**What the exercise asks:** Your answer is a single number: the count of lines that contain the string "pommi".

[Collected data]

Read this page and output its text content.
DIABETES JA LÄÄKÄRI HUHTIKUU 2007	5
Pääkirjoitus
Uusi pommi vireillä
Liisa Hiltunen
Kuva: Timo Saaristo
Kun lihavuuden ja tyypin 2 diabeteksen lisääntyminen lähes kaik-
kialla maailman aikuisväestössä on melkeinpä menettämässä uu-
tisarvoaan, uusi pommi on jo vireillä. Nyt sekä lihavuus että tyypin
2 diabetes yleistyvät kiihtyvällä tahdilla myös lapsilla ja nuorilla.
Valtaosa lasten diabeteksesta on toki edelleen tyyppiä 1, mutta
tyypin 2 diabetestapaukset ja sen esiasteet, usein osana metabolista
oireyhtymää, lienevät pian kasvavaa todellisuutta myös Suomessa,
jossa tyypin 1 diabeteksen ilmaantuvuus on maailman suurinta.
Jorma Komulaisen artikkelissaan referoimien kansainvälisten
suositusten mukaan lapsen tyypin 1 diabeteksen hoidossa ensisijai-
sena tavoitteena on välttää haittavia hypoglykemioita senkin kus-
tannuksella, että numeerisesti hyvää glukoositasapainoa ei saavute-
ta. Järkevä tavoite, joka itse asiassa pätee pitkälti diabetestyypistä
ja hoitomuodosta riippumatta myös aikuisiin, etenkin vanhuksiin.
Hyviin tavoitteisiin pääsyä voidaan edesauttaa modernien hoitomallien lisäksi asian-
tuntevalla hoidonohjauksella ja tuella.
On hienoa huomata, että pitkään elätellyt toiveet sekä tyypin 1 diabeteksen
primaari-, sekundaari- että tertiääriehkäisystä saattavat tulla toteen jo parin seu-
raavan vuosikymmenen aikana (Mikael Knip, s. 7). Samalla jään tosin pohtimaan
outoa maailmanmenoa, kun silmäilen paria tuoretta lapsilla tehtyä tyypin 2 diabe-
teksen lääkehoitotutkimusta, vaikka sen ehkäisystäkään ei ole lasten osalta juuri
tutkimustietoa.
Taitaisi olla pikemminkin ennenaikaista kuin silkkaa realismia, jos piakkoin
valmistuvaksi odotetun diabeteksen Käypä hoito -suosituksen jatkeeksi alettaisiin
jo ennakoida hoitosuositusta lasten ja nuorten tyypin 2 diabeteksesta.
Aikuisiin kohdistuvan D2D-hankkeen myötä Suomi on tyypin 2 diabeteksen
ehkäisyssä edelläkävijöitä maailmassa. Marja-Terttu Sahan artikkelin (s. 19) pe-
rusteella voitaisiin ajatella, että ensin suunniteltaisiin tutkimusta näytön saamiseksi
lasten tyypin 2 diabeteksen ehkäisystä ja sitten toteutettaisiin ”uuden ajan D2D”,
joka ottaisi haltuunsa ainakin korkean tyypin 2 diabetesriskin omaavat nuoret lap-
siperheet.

**Response below:** 2